◆ **Job**
Images are excluded; otherwise, output every record exactly.

(Entries with figure data)
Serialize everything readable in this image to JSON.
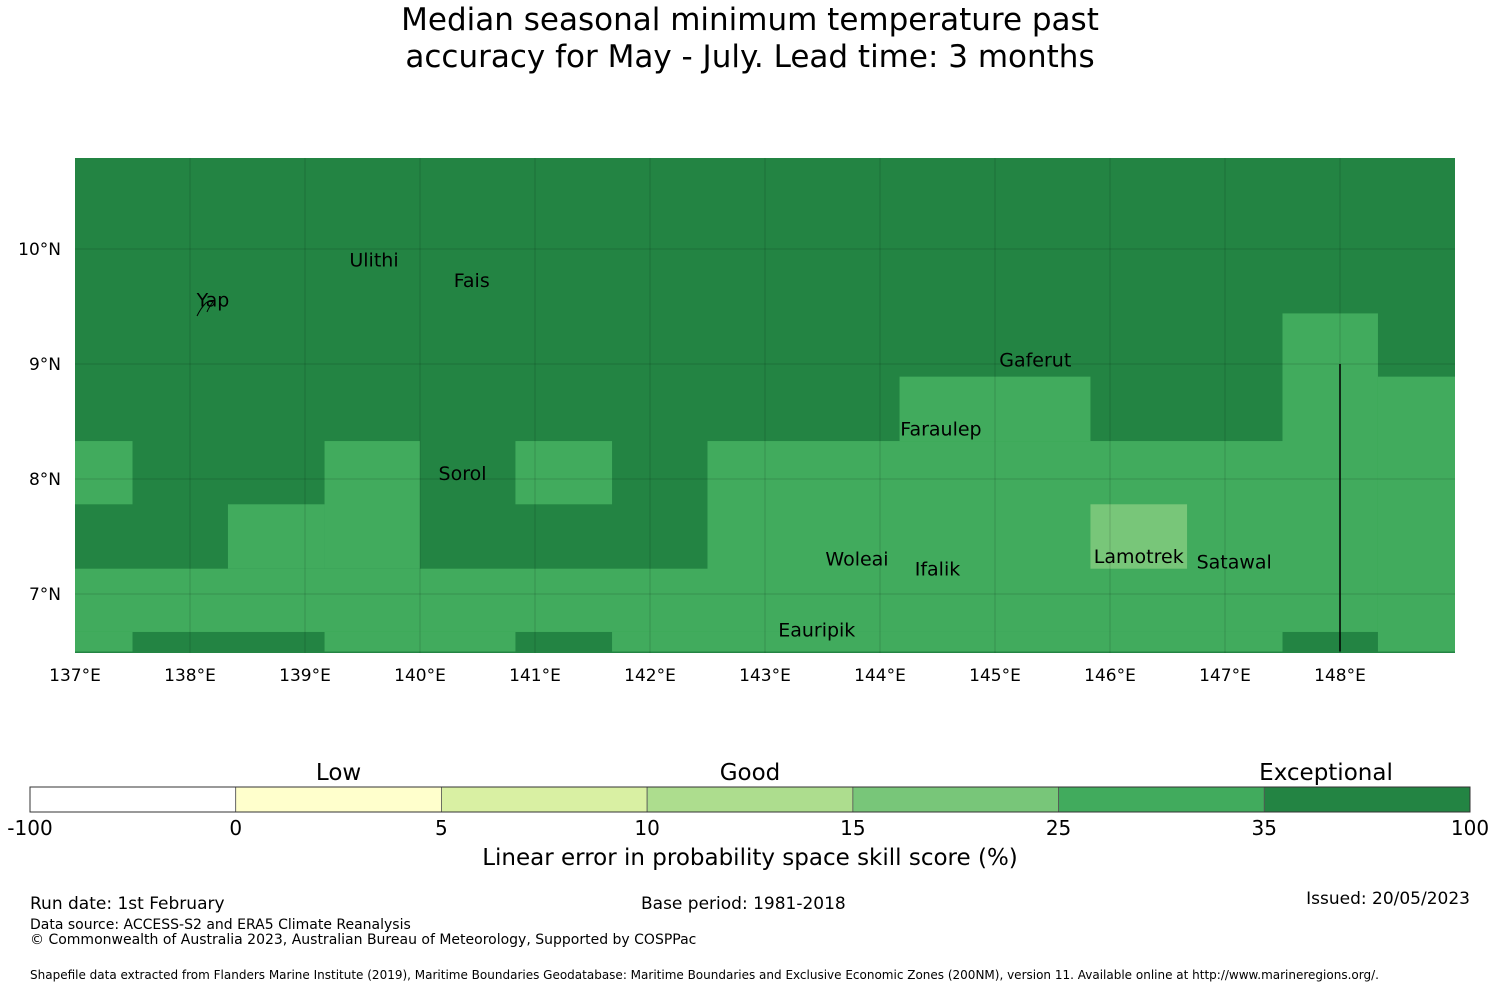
{
  "title": {
    "line1": "Median seasonal minimum temperature past",
    "line2": "accuracy for May - July. Lead time: 3 months"
  },
  "map": {
    "lon_range": [
      137.0,
      149.0
    ],
    "lat_range": [
      6.5,
      10.8
    ],
    "lon_ticks": [
      {
        "value": 137,
        "label": "137°E"
      },
      {
        "value": 138,
        "label": "138°E"
      },
      {
        "value": 139,
        "label": "139°E"
      },
      {
        "value": 140,
        "label": "140°E"
      },
      {
        "value": 141,
        "label": "141°E"
      },
      {
        "value": 142,
        "label": "142°E"
      },
      {
        "value": 143,
        "label": "143°E"
      },
      {
        "value": 144,
        "label": "144°E"
      },
      {
        "value": 145,
        "label": "145°E"
      },
      {
        "value": 146,
        "label": "146°E"
      },
      {
        "value": 147,
        "label": "147°E"
      },
      {
        "value": 148,
        "label": "148°E"
      }
    ],
    "lat_ticks": [
      {
        "value": 7,
        "label": "7°N"
      },
      {
        "value": 8,
        "label": "8°N"
      },
      {
        "value": 9,
        "label": "9°N"
      },
      {
        "value": 10,
        "label": "10°N"
      }
    ],
    "grid_cell_deg": 0.833,
    "background_category": "35-100",
    "cells": [
      {
        "lon0": 137.0,
        "lon1": 137.5,
        "lat0": 7.78,
        "lat1": 8.33,
        "category": "25-35"
      },
      {
        "lon0": 138.33,
        "lon1": 139.17,
        "lat0": 7.22,
        "lat1": 7.78,
        "category": "25-35"
      },
      {
        "lon0": 139.17,
        "lon1": 140.0,
        "lat0": 7.22,
        "lat1": 8.33,
        "category": "25-35"
      },
      {
        "lon0": 140.83,
        "lon1": 141.67,
        "lat0": 7.78,
        "lat1": 8.33,
        "category": "25-35"
      },
      {
        "lon0": 137.0,
        "lon1": 142.5,
        "lat0": 6.67,
        "lat1": 7.22,
        "category": "25-35"
      },
      {
        "lon0": 137.0,
        "lon1": 137.5,
        "lat0": 6.5,
        "lat1": 6.67,
        "category": "25-35"
      },
      {
        "lon0": 139.17,
        "lon1": 140.83,
        "lat0": 6.5,
        "lat1": 6.67,
        "category": "25-35"
      },
      {
        "lon0": 141.67,
        "lon1": 147.5,
        "lat0": 6.5,
        "lat1": 6.67,
        "category": "25-35"
      },
      {
        "lon0": 142.5,
        "lon1": 147.5,
        "lat0": 6.67,
        "lat1": 8.33,
        "category": "25-35"
      },
      {
        "lon0": 144.17,
        "lon1": 145.83,
        "lat0": 8.33,
        "lat1": 8.89,
        "category": "25-35"
      },
      {
        "lon0": 147.5,
        "lon1": 148.33,
        "lat0": 6.67,
        "lat1": 9.44,
        "category": "25-35"
      },
      {
        "lon0": 148.33,
        "lon1": 149.0,
        "lat0": 6.5,
        "lat1": 8.89,
        "category": "25-35"
      },
      {
        "lon0": 145.83,
        "lon1": 146.67,
        "lat0": 7.22,
        "lat1": 7.78,
        "category": "15-25"
      }
    ],
    "boundary_line": {
      "lon": 148.0,
      "lat0": 6.5,
      "lat1": 9.0
    },
    "places": [
      {
        "name": "Ulithi",
        "lon": 139.6,
        "lat": 9.85
      },
      {
        "name": "Fais",
        "lon": 140.45,
        "lat": 9.67
      },
      {
        "name": "Yap",
        "lon": 138.2,
        "lat": 9.5
      },
      {
        "name": "Gaferut",
        "lon": 145.35,
        "lat": 8.98
      },
      {
        "name": "Faraulep",
        "lon": 144.53,
        "lat": 8.38
      },
      {
        "name": "Sorol",
        "lon": 140.37,
        "lat": 7.99
      },
      {
        "name": "Woleai",
        "lon": 143.8,
        "lat": 7.25
      },
      {
        "name": "Ifalik",
        "lon": 144.5,
        "lat": 7.16
      },
      {
        "name": "Lamotrek",
        "lon": 146.25,
        "lat": 7.27
      },
      {
        "name": "Satawal",
        "lon": 147.08,
        "lat": 7.22
      },
      {
        "name": "Eauripik",
        "lon": 143.45,
        "lat": 6.63
      }
    ]
  },
  "colorbar": {
    "categories": [
      {
        "label": "Low",
        "position": "0-5 band"
      },
      {
        "label": "Good",
        "position": "10-15 band"
      },
      {
        "label": "Exceptional",
        "position": "35-100 band"
      }
    ],
    "bins": [
      {
        "from": "-100",
        "to": "0",
        "color": "#ffffff",
        "key": "-100-0"
      },
      {
        "from": "0",
        "to": "5",
        "color": "#ffffcc",
        "key": "0-5"
      },
      {
        "from": "5",
        "to": "10",
        "color": "#d9f0a3",
        "key": "5-10"
      },
      {
        "from": "10",
        "to": "15",
        "color": "#addd8e",
        "key": "10-15"
      },
      {
        "from": "15",
        "to": "25",
        "color": "#78c679",
        "key": "15-25"
      },
      {
        "from": "25",
        "to": "35",
        "color": "#41ab5d",
        "key": "25-35"
      },
      {
        "from": "35",
        "to": "100",
        "color": "#238443",
        "key": "35-100"
      }
    ],
    "tick_labels": [
      "-100",
      "0",
      "5",
      "10",
      "15",
      "25",
      "35",
      "100"
    ],
    "xlabel": "Linear error in probability space skill score (%)"
  },
  "footer": {
    "run_date": "Run date: 1st February",
    "base_period": "Base period: 1981-2018",
    "issued": "Issued: 20/05/2023",
    "data_source": "Data source: ACCESS-S2 and ERA5 Climate Reanalysis",
    "copyright": "© Commonwealth of Australia 2023, Australian Bureau of Meteorology, Supported by COSPPac",
    "shapefile": "Shapefile data extracted from Flanders Marine Institute (2019), Maritime Boundaries Geodatabase: Maritime Boundaries and Exclusive Economic Zones (200NM), version 11. Available online at http://www.marineregions.org/."
  }
}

◆ **Finished answer**
Serialize everything readable in this image to JSON.
{
  "title": {
    "line1": "Median seasonal minimum temperature past",
    "line2": "accuracy for May - July. Lead time: 3 months"
  },
  "map": {
    "lon_range": [
      137.0,
      149.0
    ],
    "lat_range": [
      6.5,
      10.8
    ],
    "lon_ticks": [
      {
        "value": 137,
        "label": "137°E"
      },
      {
        "value": 138,
        "label": "138°E"
      },
      {
        "value": 139,
        "label": "139°E"
      },
      {
        "value": 140,
        "label": "140°E"
      },
      {
        "value": 141,
        "label": "141°E"
      },
      {
        "value": 142,
        "label": "142°E"
      },
      {
        "value": 143,
        "label": "143°E"
      },
      {
        "value": 144,
        "label": "144°E"
      },
      {
        "value": 145,
        "label": "145°E"
      },
      {
        "value": 146,
        "label": "146°E"
      },
      {
        "value": 147,
        "label": "147°E"
      },
      {
        "value": 148,
        "label": "148°E"
      }
    ],
    "lat_ticks": [
      {
        "value": 7,
        "label": "7°N"
      },
      {
        "value": 8,
        "label": "8°N"
      },
      {
        "value": 9,
        "label": "9°N"
      },
      {
        "value": 10,
        "label": "10°N"
      }
    ],
    "grid_cell_deg": 0.833,
    "background_category": "35-100",
    "cells": [
      {
        "lon0": 137.0,
        "lon1": 137.5,
        "lat0": 7.78,
        "lat1": 8.33,
        "category": "25-35"
      },
      {
        "lon0": 138.33,
        "lon1": 139.17,
        "lat0": 7.22,
        "lat1": 7.78,
        "category": "25-35"
      },
      {
        "lon0": 139.17,
        "lon1": 140.0,
        "lat0": 7.22,
        "lat1": 8.33,
        "category": "25-35"
      },
      {
        "lon0": 140.83,
        "lon1": 141.67,
        "lat0": 7.78,
        "lat1": 8.33,
        "category": "25-35"
      },
      {
        "lon0": 137.0,
        "lon1": 142.5,
        "lat0": 6.67,
        "lat1": 7.22,
        "category": "25-35"
      },
      {
        "lon0": 137.0,
        "lon1": 137.5,
        "lat0": 6.5,
        "lat1": 6.67,
        "category": "25-35"
      },
      {
        "lon0": 139.17,
        "lon1": 140.83,
        "lat0": 6.5,
        "lat1": 6.67,
        "category": "25-35"
      },
      {
        "lon0": 141.67,
        "lon1": 147.5,
        "lat0": 6.5,
        "lat1": 6.67,
        "category": "25-35"
      },
      {
        "lon0": 142.5,
        "lon1": 147.5,
        "lat0": 6.67,
        "lat1": 8.33,
        "category": "25-35"
      },
      {
        "lon0": 144.17,
        "lon1": 145.83,
        "lat0": 8.33,
        "lat1": 8.89,
        "category": "25-35"
      },
      {
        "lon0": 147.5,
        "lon1": 148.33,
        "lat0": 6.67,
        "lat1": 9.44,
        "category": "25-35"
      },
      {
        "lon0": 148.33,
        "lon1": 149.0,
        "lat0": 6.5,
        "lat1": 8.89,
        "category": "25-35"
      },
      {
        "lon0": 145.83,
        "lon1": 146.67,
        "lat0": 7.22,
        "lat1": 7.78,
        "category": "15-25"
      }
    ],
    "boundary_line": {
      "lon": 148.0,
      "lat0": 6.5,
      "lat1": 9.0
    },
    "places": [
      {
        "name": "Ulithi",
        "lon": 139.6,
        "lat": 9.85
      },
      {
        "name": "Fais",
        "lon": 140.45,
        "lat": 9.67
      },
      {
        "name": "Yap",
        "lon": 138.2,
        "lat": 9.5
      },
      {
        "name": "Gaferut",
        "lon": 145.35,
        "lat": 8.98
      },
      {
        "name": "Faraulep",
        "lon": 144.53,
        "lat": 8.38
      },
      {
        "name": "Sorol",
        "lon": 140.37,
        "lat": 7.99
      },
      {
        "name": "Woleai",
        "lon": 143.8,
        "lat": 7.25
      },
      {
        "name": "Ifalik",
        "lon": 144.5,
        "lat": 7.16
      },
      {
        "name": "Lamotrek",
        "lon": 146.25,
        "lat": 7.27
      },
      {
        "name": "Satawal",
        "lon": 147.08,
        "lat": 7.22
      },
      {
        "name": "Eauripik",
        "lon": 143.45,
        "lat": 6.63
      }
    ]
  },
  "colorbar": {
    "categories": [
      {
        "label": "Low",
        "position": "0-5 band"
      },
      {
        "label": "Good",
        "position": "10-15 band"
      },
      {
        "label": "Exceptional",
        "position": "35-100 band"
      }
    ],
    "bins": [
      {
        "from": "-100",
        "to": "0",
        "color": "#ffffff",
        "key": "-100-0"
      },
      {
        "from": "0",
        "to": "5",
        "color": "#ffffcc",
        "key": "0-5"
      },
      {
        "from": "5",
        "to": "10",
        "color": "#d9f0a3",
        "key": "5-10"
      },
      {
        "from": "10",
        "to": "15",
        "color": "#addd8e",
        "key": "10-15"
      },
      {
        "from": "15",
        "to": "25",
        "color": "#78c679",
        "key": "15-25"
      },
      {
        "from": "25",
        "to": "35",
        "color": "#41ab5d",
        "key": "25-35"
      },
      {
        "from": "35",
        "to": "100",
        "color": "#238443",
        "key": "35-100"
      }
    ],
    "tick_labels": [
      "-100",
      "0",
      "5",
      "10",
      "15",
      "25",
      "35",
      "100"
    ],
    "xlabel": "Linear error in probability space skill score (%)"
  },
  "footer": {
    "run_date": "Run date: 1st February",
    "base_period": "Base period: 1981-2018",
    "issued": "Issued: 20/05/2023",
    "data_source": "Data source: ACCESS-S2 and ERA5 Climate Reanalysis",
    "copyright": "© Commonwealth of Australia 2023, Australian Bureau of Meteorology, Supported by COSPPac",
    "shapefile": "Shapefile data extracted from Flanders Marine Institute (2019), Maritime Boundaries Geodatabase: Maritime Boundaries and Exclusive Economic Zones (200NM), version 11. Available online at http://www.marineregions.org/."
  }
}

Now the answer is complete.